Activity 1:
Copy the passage on website accessibility below word for word, everything from "Some courts have" down to "may eventually review.".
Activity 2:
According to the website accessibility text below, which organization issues the Web Content Accessibility Guidelines?

Excerpted text:

+++

The COVID-19 pandemic dramatically increased the use of the internet and digital platforms by institutions of higher education. While providing online content has great potential to improve the ways that institutions communicate with and educate students, institutions must also be aware of their respective compliance obligations when acting in a digital world.
Thompson Coburn’s Higher Education Group previously detailed the requirements of the Department of Education’s new Distance Education Rule in a webinar for institutions looking to educate students online. This blog post focuses on website accessibility considerations and provides a high-level overview of legal requirements for private institutions of higher education.
There are two main federal laws that govern website accessibility for private institutions of higher education: Title III of the Americans with Disabilities Act (the “ADA”) and Section 504 of the Rehabilitation Act of 1973 (“Section 504”). State and local laws, including anti-discrimination or human rights laws, also govern online accessibility and can vary greatly based on the jurisdiction. While this blog post does not address state and local laws, institutions should be sure to understand and abide by such relevant requirements in addition to federal law.
Title III of the ADA provides that “[n]o individual shall be discriminated against on the basis of disability in the full and equal enjoyment of the goods, services, facilities, privileges, advantages, or accommodations of any place of public accommodation by any person who owns ... or operates a place of public accommodation.” 42 U.S.C. § 12182(a). A private institutions of higher education is considered to be a “public accommodation” under Title III. Id. at 12181(7)(J).
Title III is silent as to whether websites are “public accommodations.” In the absence of statutory or regulatory language, case law has filled in the gaps. While all cases are fact-specific, website accessibility standards under Title III largely depend on the jurisdiction reviewing the matter.
Some courts have found that online content is subject to Title III of the ADA. See, e.g. Nat'l Ass'n of the Deaf v. Harvard Univ., 377 F. Supp. 3d 49 (D. Mass. 2019); Robles v. Domino's Pizza, LLC, 913 F.3d 898, 910-11 (9th Cir. 2019). Such courts frequently have accepted the Web Content Accessibility Guidelines (“WCAG”) as an industry standard to gauge website compliance with the ADA. WCAG is guidance promulgated by the World Wide Web Consortium, an international organization governing accessibility standards. But other courts have interpreted the ADA differently, for example holding “public accommodations” under the ADA are limited to actual, physical places and do not include websites. See, e.g. Martinez v. Mylife.com, Inc., 2021 WL 5052745 (E.D.N.Y. Nov. 1, 2021). Given the split amongst courts, this may also be an issue that the Supreme Court may eventually review.
While it is unlikely that Congress will provide additional clarity on this question in the near future, institutions should be aware of the possibility that new federal rules related to website accessibility may be issued by the Department of Justice (“DOJ”). In 2010, the Obama Administration’s DOJ initiated the process to propose such rules, but this process was stopped by the Trump Administration is 2017. The Biden Administration may resuscitate the effort to publish these rules. Even in the absence of new rules, however, recent DOJ settlement agreements with Kroger, Hy-Vee, and Rite-Aid have required conformance with WCAG standards.

+++

Data for review:

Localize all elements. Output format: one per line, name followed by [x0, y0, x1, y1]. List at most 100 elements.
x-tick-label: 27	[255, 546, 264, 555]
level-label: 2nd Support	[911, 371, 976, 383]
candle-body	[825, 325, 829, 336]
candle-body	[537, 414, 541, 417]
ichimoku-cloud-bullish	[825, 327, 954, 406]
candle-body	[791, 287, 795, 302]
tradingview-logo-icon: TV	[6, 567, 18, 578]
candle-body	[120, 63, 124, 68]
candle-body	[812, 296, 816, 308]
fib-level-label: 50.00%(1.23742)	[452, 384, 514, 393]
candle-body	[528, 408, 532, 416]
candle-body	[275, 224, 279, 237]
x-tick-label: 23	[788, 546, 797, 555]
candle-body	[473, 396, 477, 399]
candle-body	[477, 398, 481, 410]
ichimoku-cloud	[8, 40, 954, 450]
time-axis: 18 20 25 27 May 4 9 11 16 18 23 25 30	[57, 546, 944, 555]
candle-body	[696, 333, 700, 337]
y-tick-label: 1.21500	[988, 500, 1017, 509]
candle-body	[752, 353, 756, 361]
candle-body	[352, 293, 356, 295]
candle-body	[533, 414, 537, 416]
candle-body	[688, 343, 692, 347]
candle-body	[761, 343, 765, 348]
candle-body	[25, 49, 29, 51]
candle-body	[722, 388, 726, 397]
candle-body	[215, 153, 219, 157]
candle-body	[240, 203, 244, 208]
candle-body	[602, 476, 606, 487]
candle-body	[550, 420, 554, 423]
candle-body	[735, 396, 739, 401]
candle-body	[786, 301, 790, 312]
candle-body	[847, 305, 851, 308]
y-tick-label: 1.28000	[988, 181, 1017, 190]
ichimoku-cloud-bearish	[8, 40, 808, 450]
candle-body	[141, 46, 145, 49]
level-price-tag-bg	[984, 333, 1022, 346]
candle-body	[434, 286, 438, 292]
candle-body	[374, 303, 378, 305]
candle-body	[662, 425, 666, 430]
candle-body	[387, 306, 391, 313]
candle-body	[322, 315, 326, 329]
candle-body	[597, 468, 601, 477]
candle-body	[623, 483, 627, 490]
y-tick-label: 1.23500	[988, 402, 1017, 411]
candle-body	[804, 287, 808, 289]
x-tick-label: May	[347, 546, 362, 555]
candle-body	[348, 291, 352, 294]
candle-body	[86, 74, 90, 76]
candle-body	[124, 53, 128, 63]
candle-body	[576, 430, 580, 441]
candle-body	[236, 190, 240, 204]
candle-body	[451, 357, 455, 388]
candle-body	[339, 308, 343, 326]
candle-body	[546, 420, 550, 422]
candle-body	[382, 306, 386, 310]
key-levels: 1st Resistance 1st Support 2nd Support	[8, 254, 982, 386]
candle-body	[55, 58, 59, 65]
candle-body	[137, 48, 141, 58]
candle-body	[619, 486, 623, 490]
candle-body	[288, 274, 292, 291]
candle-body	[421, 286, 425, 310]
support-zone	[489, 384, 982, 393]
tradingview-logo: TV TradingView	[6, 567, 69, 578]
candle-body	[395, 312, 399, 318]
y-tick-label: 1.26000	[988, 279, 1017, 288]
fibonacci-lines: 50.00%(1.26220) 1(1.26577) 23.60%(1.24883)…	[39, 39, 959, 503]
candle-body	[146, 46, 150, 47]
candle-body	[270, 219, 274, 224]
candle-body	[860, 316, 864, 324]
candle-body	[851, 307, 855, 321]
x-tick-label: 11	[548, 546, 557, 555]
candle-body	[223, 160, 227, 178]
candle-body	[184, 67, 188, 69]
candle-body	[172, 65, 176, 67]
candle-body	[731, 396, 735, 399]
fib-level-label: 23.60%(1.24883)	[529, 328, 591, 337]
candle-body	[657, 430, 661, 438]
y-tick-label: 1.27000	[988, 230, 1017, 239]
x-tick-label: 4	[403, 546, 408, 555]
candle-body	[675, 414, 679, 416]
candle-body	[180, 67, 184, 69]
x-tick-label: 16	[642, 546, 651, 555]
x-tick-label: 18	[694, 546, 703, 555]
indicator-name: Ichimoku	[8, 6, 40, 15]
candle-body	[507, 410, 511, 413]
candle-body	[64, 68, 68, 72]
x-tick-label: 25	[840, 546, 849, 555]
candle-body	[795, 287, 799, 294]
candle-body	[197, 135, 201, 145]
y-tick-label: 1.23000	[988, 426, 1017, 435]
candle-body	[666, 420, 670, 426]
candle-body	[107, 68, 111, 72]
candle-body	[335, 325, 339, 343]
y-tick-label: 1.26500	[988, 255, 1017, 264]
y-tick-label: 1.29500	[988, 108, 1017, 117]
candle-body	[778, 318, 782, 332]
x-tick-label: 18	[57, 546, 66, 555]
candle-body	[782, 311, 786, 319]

+++

Answer space 1:
Some courts have found that online content is subject to Title III of the ADA. See, e.g. Nat'l Ass'n of the Deaf v. Harvard Univ., 377 F. Supp. 3d 49 (D. Mass. 2019); Robles v. Domino's Pizza, LLC, 913 F.3d 898, 910-11 (9th Cir. 2019). Such courts frequently have accepted the Web Content Accessibility Guidelines (“WCAG”) as an industry standard to gauge website compliance with the ADA. WCAG is guidance promulgated by the World Wide Web Consortium, an international organization governing accessibility standards. But other courts have interpreted the ADA differently, for example holding “public accommodations” under the ADA are limited to actual, physical places and do not include websites. See, e.g. Martinez v. Mylife.com, Inc., 2021 WL 5052745 (E.D.N.Y. Nov. 1, 2021). Given the split amongst courts, this may also be an issue that the Supreme Court may eventually review.

Answer space 2:
The World Wide Web Consortium.